▶ PROVIDED TEXT
## begin
Wednesday, 13 January 2010

Celebrating A Decade of Reckoning

The Daily Reckoning

Wednesday, January 13, 2010

  • Why these two commodities could lead the way in 2010...and beyond,
  • The stock market gives the economy an A+, but what about Main Street?
  • Plus, Bill Bonner on Goldman's global empire and plenty more...
Eric Fry, reporting from Laguna Beach, California...

Like an inner-city schoolteacher, the stock market has been handing out high marks to the economy...just for showing up. Unfortunately, the economy never scores a passing grade on any of its achievement tests.

Maybe it doesn't matter that this F-student strolls home from Wall Street each day with an A+ and a smiley-face stamped on his homework. But we do worry that the stock market might begin handing out grades the economy actually DESERVES. So we would not be a very aggressive buyer of US stocks (at their current elevated prices) until the economy's achievement tests show signs of genuine improvement.

That's not really happening yet...

Maybe the economy is less bad...maybe...but it is still very far from good.

A few economic indicators - like industrial production, factory utilization, auto sales and consumer confidence - have bounced off their recent multi-decade lows. But these indicators still languish far, far below their recent "Bubble Era" highs.

Meanwhile, several other indicators of economic vitality indicate no vitality whatsoever. Unemployment continues to soar, for example, while consumer credit continues to plummet. The chart below presents the REAL unemployment rate - not the cosmetically enhanced number that captivates Wall Street on the first Friday of every month.

US Labor Force vs. Consumer Credit

According to last Friday's report from the Labor Department, 10% of the labor force is unemployed. That's bad. But the actual unemployment rate is far worse. After including under-employed and "discouraged" individuals, the unemployment rate soars to more than 17% of the work force!

Workers who don't work have a tough time getting a loan. Not surprisingly, therefore, consumer credit continues to plummet. The math is pretty simple, folks: declining incomes and declining credit add up to declining consumption...which is not a great trend for an economy that relies on consumption. Therefore, as the owner of one of the nations' largest shopping malls quipped recently, "Flat is the new up."

Following this line of thinking, "miserable" is the new "bottoming out." The chart below depicts a housing market that is truly miserable. And yet, this is the very same housing market that so many economists and Wall Street analysts declare to be "bottoming out."
## end
▶ PROBLEMS
1. Extract the part of the newsletter starting at "Like an inner-city" and ending at "of genuine improvement.", word for word.
2. Say whether each statement agrees with the newsletter, answering yes or no and quoting the words that decide it: (a) The Labor Department's report put unemployment at 10% of the labor force. (b) Industrial production has climbed back to its Bubble Era highs. (c) Consumer credit is growing.
The material placed after the newsletter is not needed.

▶ DATA SECTION
## begin
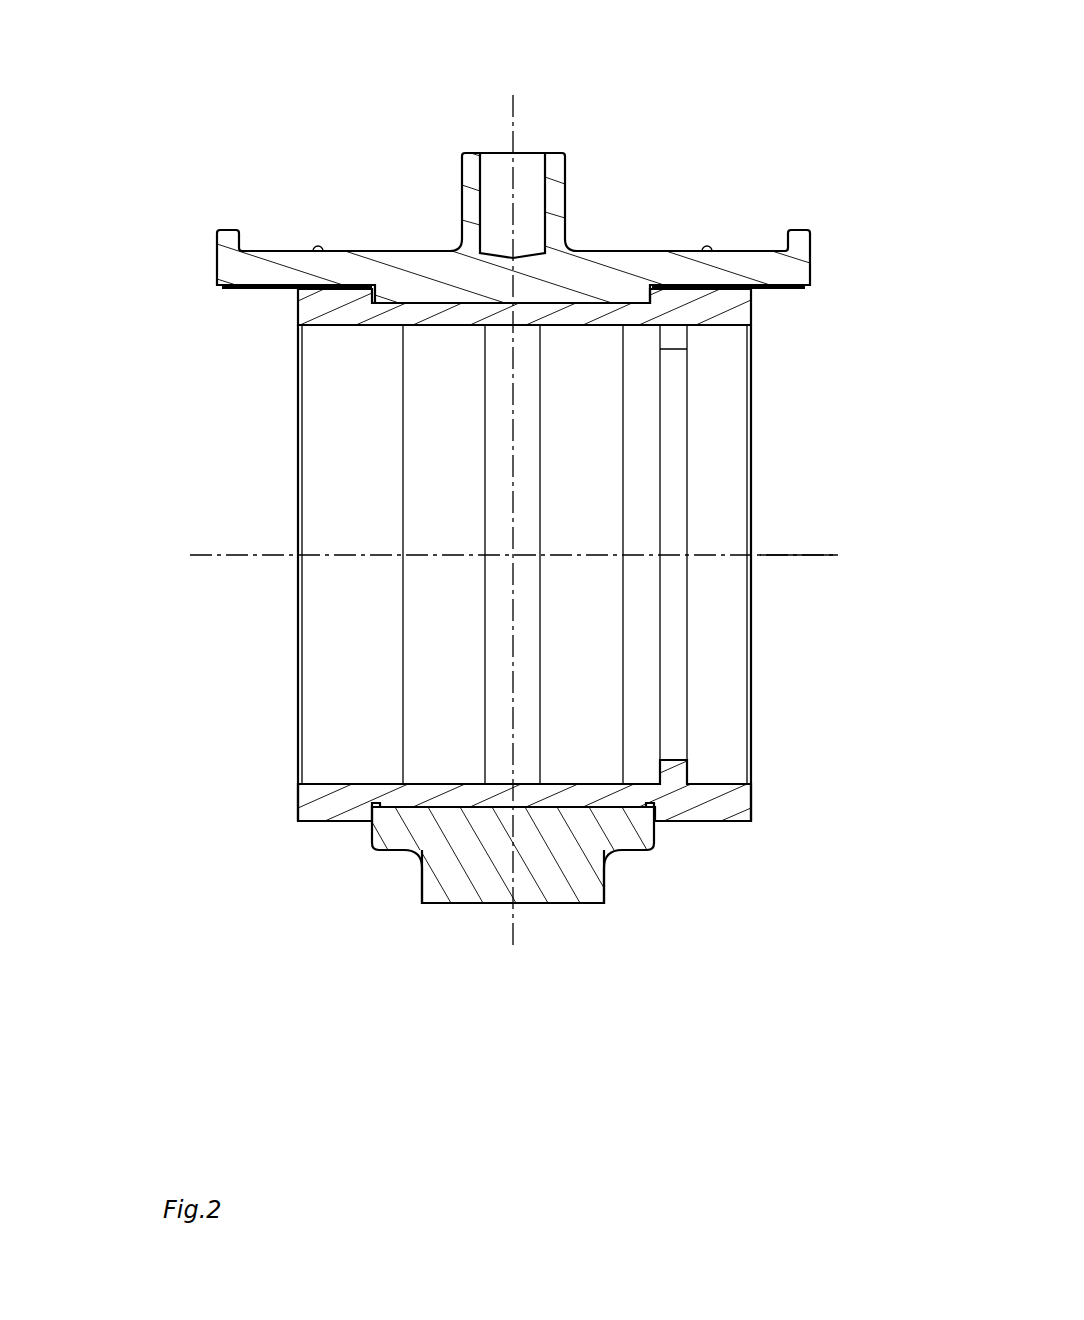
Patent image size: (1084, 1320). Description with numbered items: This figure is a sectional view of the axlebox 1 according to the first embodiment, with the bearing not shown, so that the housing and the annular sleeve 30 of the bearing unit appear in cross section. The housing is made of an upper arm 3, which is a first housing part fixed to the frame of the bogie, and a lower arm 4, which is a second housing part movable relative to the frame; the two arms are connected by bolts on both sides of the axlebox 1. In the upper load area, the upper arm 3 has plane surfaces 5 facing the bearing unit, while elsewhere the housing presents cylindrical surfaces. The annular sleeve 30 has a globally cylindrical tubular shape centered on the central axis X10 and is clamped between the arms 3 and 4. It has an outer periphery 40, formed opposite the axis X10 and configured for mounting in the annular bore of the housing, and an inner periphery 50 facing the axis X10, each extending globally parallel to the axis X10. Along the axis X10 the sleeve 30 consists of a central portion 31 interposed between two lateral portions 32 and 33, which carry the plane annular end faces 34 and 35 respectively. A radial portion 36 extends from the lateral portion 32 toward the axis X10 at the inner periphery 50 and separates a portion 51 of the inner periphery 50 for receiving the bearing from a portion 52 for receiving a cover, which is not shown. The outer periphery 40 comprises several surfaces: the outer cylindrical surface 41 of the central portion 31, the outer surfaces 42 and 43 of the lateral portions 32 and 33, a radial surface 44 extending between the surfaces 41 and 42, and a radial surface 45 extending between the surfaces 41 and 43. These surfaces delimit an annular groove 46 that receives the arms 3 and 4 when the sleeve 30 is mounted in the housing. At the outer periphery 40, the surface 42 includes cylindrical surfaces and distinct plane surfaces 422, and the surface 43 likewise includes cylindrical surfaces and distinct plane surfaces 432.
## end
▶ TASK-BY-TASK ANSWERS
1.
Like an inner-city schoolteacher, the stock market has been handing out high marks to the economy...just for showing up. Unfortunately, the economy never scores a passing grade on any of its achievement tests.

Maybe it doesn't matter that this F-student strolls home from Wall Street each day with an A+ and a smiley-face stamped on his homework. But we do worry that the stock market might begin handing out grades the economy actually DESERVES. So we would not be a very aggressive buyer of US stocks (at their current elevated prices) until the economy's achievement tests show signs of genuine improvement.

2.
(a) Yes: "According to last Friday's report from the Labor Department, 10% of the labor force is unemployed."
(b) No: "But these indicators still languish far, far below their recent "Bubble Era" highs."
(c) No: "consumer credit continues to plummet"